[BEGIN Available records]

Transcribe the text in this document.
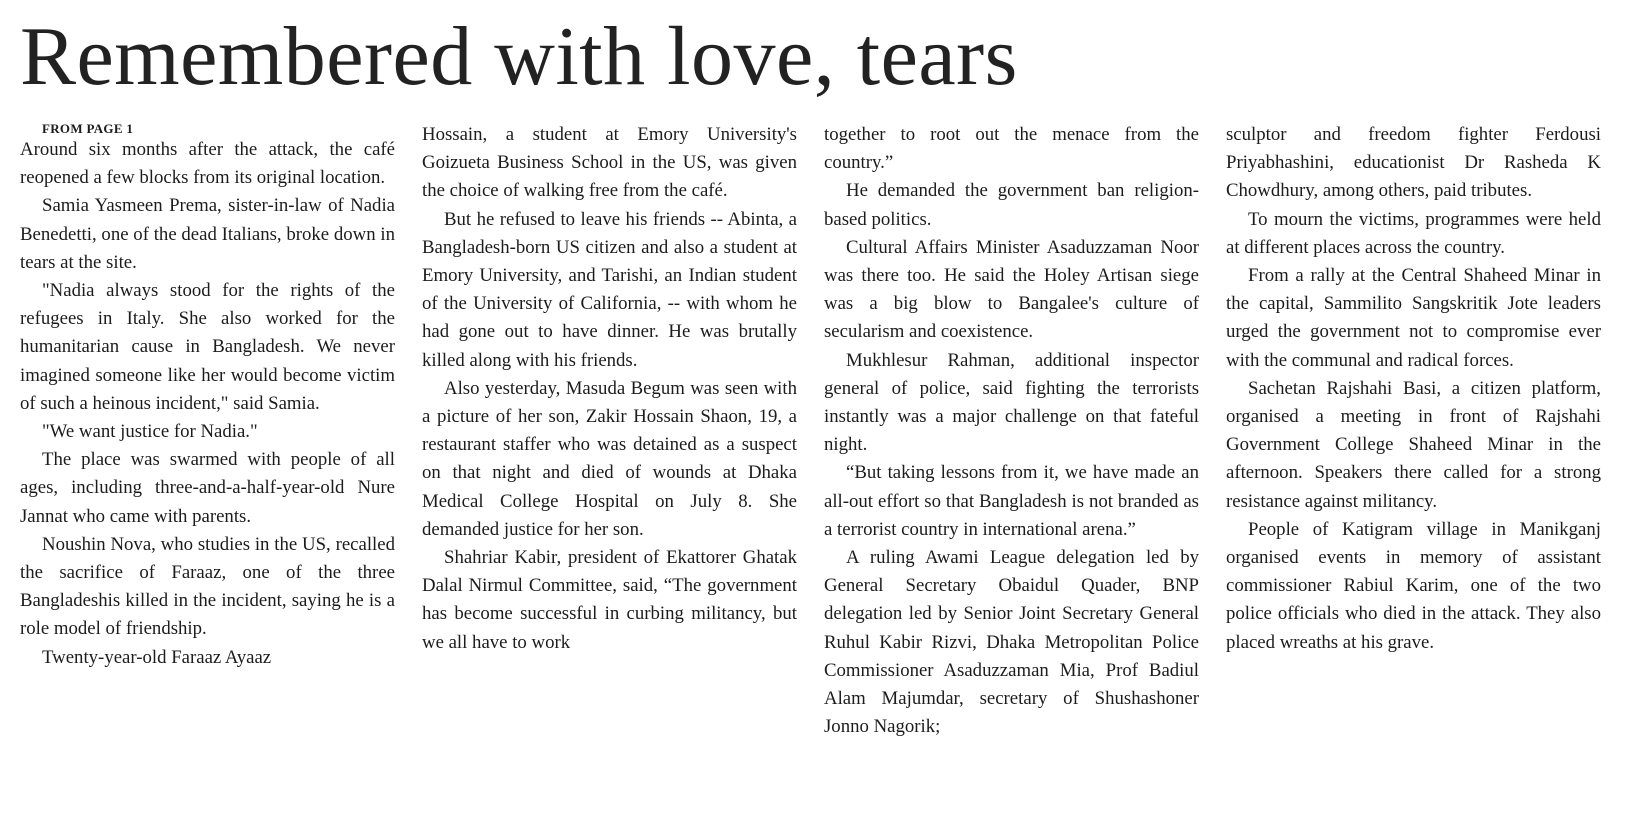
Remembered with love, tears

FROM PAGE 1

Around six months after the attack, the café reopened a few blocks from its original location.

Samia Yasmeen Prema, sister-in-law of Nadia Benedetti, one of the dead Italians, broke down in tears at the site.

"Nadia always stood for the rights of the refugees in Italy. She also worked for the humanitarian cause in Bangladesh. We never imagined someone like her would become victim of such a heinous incident," said Samia.

"We want justice for Nadia."

The place was swarmed with people of all ages, including three-and-a-half-year-old Nure Jannat who came with parents.

Noushin Nova, who studies in the US, recalled the sacrifice of Faraaz, one of the three Bangladeshis killed in the incident, saying he is a role model of friendship.

Twenty-year-old Faraaz Ayaaz

Hossain, a student at Emory University's Goizueta Business School in the US, was given the choice of walking free from the café.

But he refused to leave his friends -- Abinta, a Bangladesh-born US citizen and also a student at Emory University, and Tarishi, an Indian student of the University of California, -- with whom he had gone out to have dinner. He was brutally killed along with his friends.

Also yesterday, Masuda Begum was seen with a picture of her son, Zakir Hossain Shaon, 19, a restaurant staffer who was detained as a suspect on that night and died of wounds at Dhaka Medical College Hospital on July 8. She demanded justice for her son.

Shahriar Kabir, president of Ekattorer Ghatak Dalal Nirmul Committee, said, “The government has become successful in curbing militancy, but we all have to work

together to root out the menace from the country.”

He demanded the government ban religion-based politics.

Cultural Affairs Minister Asaduzzaman Noor was there too. He said the Holey Artisan siege was a big blow to Bangalee's culture of secularism and coexistence.

Mukhlesur Rahman, additional inspector general of police, said fighting the terrorists instantly was a major challenge on that fateful night.

“But taking lessons from it, we have made an all-out effort so that Bangladesh is not branded as a terrorist country in international arena.”

A ruling Awami League delegation led by General Secretary Obaidul Quader, BNP delegation led by Senior Joint Secretary General Ruhul Kabir Rizvi, Dhaka Metropolitan Police Commissioner Asaduzzaman Mia, Prof Badiul Alam Majumdar, secretary of Shushashoner Jonno Nagorik;

sculptor and freedom fighter Ferdousi Priyabhashini, educationist Dr Rasheda K Chowdhury, among others, paid tributes.

To mourn the victims, programmes were held at different places across the country.

From a rally at the Central Shaheed Minar in the capital, Sammilito Sangskritik Jote leaders urged the government not to compromise ever with the communal and radical forces.

Sachetan Rajshahi Basi, a citizen platform, organised a meeting in front of Rajshahi Government College Shaheed Minar in the afternoon. Speakers there called for a strong resistance against militancy.

People of Katigram village in Manikganj organised events in memory of assistant commissioner Rabiul Karim, one of the two police officials who died in the attack. They also placed wreaths at his grave.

[END Available records]

- Written request: Isolate the lines above that contain the word "incident" and copy them.

- Task solution:
"Nadia always stood for the rights of the refugees in Italy. She also worked for the humanitarian cause in Bangladesh. We never imagined someone like her would become victim of such a heinous incident," said Samia.
Noushin Nova, who studies in the US, recalled the sacrifice of Faraaz, one of the three Bangladeshis killed in the incident, saying he is a role model of friendship.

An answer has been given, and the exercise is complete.